Each entry must be reproduced precisely as it stands.

• **MATERIAL FOR THIS EXERCISE**

__________

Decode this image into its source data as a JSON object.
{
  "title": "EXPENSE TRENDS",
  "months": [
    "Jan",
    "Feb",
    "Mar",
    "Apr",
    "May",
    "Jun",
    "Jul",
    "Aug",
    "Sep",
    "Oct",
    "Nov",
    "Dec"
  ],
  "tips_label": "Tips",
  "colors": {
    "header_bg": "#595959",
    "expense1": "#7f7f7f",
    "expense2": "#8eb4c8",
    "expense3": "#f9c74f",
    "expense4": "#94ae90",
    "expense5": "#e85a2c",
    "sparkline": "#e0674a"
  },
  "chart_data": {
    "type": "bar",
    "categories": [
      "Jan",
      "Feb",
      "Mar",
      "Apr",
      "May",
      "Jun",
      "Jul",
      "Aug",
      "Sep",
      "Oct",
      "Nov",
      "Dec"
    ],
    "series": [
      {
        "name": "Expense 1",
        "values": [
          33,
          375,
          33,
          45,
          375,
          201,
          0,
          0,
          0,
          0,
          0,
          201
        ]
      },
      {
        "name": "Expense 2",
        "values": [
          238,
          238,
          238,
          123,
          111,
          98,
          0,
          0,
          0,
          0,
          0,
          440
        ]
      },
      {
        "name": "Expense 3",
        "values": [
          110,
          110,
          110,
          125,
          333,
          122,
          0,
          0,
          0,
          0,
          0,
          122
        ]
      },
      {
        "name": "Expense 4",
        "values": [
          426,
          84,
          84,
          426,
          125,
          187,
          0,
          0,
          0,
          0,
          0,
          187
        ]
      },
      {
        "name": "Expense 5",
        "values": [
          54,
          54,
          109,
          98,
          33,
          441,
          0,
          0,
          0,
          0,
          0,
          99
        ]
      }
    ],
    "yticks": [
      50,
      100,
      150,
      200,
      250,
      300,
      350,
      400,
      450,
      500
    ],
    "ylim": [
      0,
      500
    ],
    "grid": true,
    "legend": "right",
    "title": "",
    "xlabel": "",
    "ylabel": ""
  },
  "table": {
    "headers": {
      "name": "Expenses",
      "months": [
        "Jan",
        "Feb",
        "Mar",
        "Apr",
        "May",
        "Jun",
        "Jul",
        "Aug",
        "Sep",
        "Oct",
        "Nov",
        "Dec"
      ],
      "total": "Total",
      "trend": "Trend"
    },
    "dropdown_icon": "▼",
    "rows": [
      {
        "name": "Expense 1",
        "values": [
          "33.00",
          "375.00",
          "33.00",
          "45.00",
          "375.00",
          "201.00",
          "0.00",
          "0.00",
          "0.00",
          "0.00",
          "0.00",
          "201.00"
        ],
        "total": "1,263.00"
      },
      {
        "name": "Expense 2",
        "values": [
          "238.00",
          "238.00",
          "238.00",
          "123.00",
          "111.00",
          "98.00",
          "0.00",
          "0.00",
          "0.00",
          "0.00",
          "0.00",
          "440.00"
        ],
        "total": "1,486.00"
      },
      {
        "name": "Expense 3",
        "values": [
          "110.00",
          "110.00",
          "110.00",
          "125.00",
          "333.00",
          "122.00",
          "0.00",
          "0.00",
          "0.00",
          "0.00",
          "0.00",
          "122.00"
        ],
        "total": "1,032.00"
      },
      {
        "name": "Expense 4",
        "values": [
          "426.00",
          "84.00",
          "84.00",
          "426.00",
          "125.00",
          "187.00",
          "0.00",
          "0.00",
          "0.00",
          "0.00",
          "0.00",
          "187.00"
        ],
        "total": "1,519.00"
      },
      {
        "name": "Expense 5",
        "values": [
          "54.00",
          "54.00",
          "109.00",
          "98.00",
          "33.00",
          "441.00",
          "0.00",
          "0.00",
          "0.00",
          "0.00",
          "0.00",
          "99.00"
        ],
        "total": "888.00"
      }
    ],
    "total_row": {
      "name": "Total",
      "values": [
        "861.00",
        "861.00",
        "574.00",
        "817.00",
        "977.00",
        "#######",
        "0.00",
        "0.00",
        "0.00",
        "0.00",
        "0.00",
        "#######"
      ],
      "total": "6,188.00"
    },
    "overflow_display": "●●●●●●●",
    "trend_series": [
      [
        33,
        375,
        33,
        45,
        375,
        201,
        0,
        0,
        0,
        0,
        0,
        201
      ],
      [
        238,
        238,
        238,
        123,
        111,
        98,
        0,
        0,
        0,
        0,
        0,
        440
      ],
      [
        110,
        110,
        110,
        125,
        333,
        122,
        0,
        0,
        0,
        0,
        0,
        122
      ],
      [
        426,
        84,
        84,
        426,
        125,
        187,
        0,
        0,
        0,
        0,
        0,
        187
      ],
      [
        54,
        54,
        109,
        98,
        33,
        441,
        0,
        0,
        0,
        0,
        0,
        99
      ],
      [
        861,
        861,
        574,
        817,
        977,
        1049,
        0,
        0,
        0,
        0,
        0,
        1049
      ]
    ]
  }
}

__________

• **RESPONSE TO THIS TASK**
Decode this image into its source data as a JSON object.
{
  "title": "EXPENSE TRENDS",
  "months": [
    "Jan",
    "Feb",
    "Mar",
    "Apr",
    "May",
    "Jun",
    "Jul",
    "Aug",
    "Sep",
    "Oct",
    "Nov",
    "Dec"
  ],
  "tips_label": "Tips",
  "colors": {
    "header_bg": "#595959",
    "expense1": "#7f7f7f",
    "expense2": "#8eb4c8",
    "expense3": "#f9c74f",
    "expense4": "#94ae90",
    "expense5": "#e85a2c",
    "sparkline": "#e0674a"
  },
  "chart_data": {
    "type": "bar",
    "categories": [
      "Jan",
      "Feb",
      "Mar",
      "Apr",
      "May",
      "Jun",
      "Jul",
      "Aug",
      "Sep",
      "Oct",
      "Nov",
      "Dec"
    ],
    "series": [
      {
        "name": "Expense 1",
        "values": [
          33,
          375,
          33,
          45,
          375,
          201,
          0,
          0,
          0,
          0,
          0,
          201
        ]
      },
      {
        "name": "Expense 2",
        "values": [
          238,
          238,
          238,
          123,
          111,
          98,
          0,
          0,
          0,
          0,
          0,
          440
        ]
      },
      {
        "name": "Expense 3",
        "values": [
          110,
          110,
          110,
          125,
          333,
          122,
          0,
          0,
          0,
          0,
          0,
          122
        ]
      },
      {
        "name": "Expense 4",
        "values": [
          426,
          84,
          84,
          426,
          125,
          187,
          0,
          0,
          0,
          0,
          0,
          187
        ]
      },
      {
        "name": "Expense 5",
        "values": [
          54,
          54,
          109,
          98,
          33,
          441,
          0,
          0,
          0,
          0,
          0,
          99
        ]
      }
    ],
    "yticks": [
      50,
      100,
      150,
      200,
      250,
      300,
      350,
      400,
      450,
      500
    ],
    "ylim": [
      0,
      500
    ],
    "grid": true,
    "legend": "right",
    "title": "",
    "xlabel": "",
    "ylabel": ""
  },
  "table": {
    "headers": {
      "name": "Expenses",
      "months": [
        "Jan",
        "Feb",
        "Mar",
        "Apr",
        "May",
        "Jun",
        "Jul",
        "Aug",
        "Sep",
        "Oct",
        "Nov",
        "Dec"
      ],
      "total": "Total",
      "trend": "Trend"
    },
    "dropdown_icon": "▼",
    "rows": [
      {
        "name": "Expense 1",
        "values": [
          "33.00",
          "375.00",
          "33.00",
          "45.00",
          "375.00",
          "201.00",
          "0.00",
          "0.00",
          "0.00",
          "0.00",
          "0.00",
          "201.00"
        ],
        "total": "1,263.00"
      },
      {
        "name": "Expense 2",
        "values": [
          "238.00",
          "238.00",
          "238.00",
          "123.00",
          "111.00",
          "98.00",
          "0.00",
          "0.00",
          "0.00",
          "0.00",
          "0.00",
          "440.00"
        ],
        "total": "1,486.00"
      },
      {
        "name": "Expense 3",
        "values": [
          "110.00",
          "110.00",
          "110.00",
          "125.00",
          "333.00",
          "122.00",
          "0.00",
          "0.00",
          "0.00",
          "0.00",
          "0.00",
          "122.00"
        ],
        "total": "1,032.00"
      },
      {
        "name": "Expense 4",
        "values": [
          "426.00",
          "84.00",
          "84.00",
          "426.00",
          "125.00",
          "187.00",
          "0.00",
          "0.00",
          "0.00",
          "0.00",
          "0.00",
          "187.00"
        ],
        "total": "1,519.00"
      },
      {
        "name": "Expense 5",
        "values": [
          "54.00",
          "54.00",
          "109.00",
          "98.00",
          "33.00",
          "441.00",
          "0.00",
          "0.00",
          "0.00",
          "0.00",
          "0.00",
          "99.00"
        ],
        "total": "888.00"
      }
    ],
    "total_row": {
      "name": "Total",
      "values": [
        "861.00",
        "861.00",
        "574.00",
        "817.00",
        "977.00",
        "#######",
        "0.00",
        "0.00",
        "0.00",
        "0.00",
        "0.00",
        "#######"
      ],
      "total": "6,188.00"
    },
    "overflow_display": "●●●●●●●",
    "trend_series": [
      [
        33,
        375,
        33,
        45,
        375,
        201,
        0,
        0,
        0,
        0,
        0,
        201
      ],
      [
        238,
        238,
        238,
        123,
        111,
        98,
        0,
        0,
        0,
        0,
        0,
        440
      ],
      [
        110,
        110,
        110,
        125,
        333,
        122,
        0,
        0,
        0,
        0,
        0,
        122
      ],
      [
        426,
        84,
        84,
        426,
        125,
        187,
        0,
        0,
        0,
        0,
        0,
        187
      ],
      [
        54,
        54,
        109,
        98,
        33,
        441,
        0,
        0,
        0,
        0,
        0,
        99
      ],
      [
        861,
        861,
        574,
        817,
        977,
        1049,
        0,
        0,
        0,
        0,
        0,
        1049
      ]
    ]
  }
}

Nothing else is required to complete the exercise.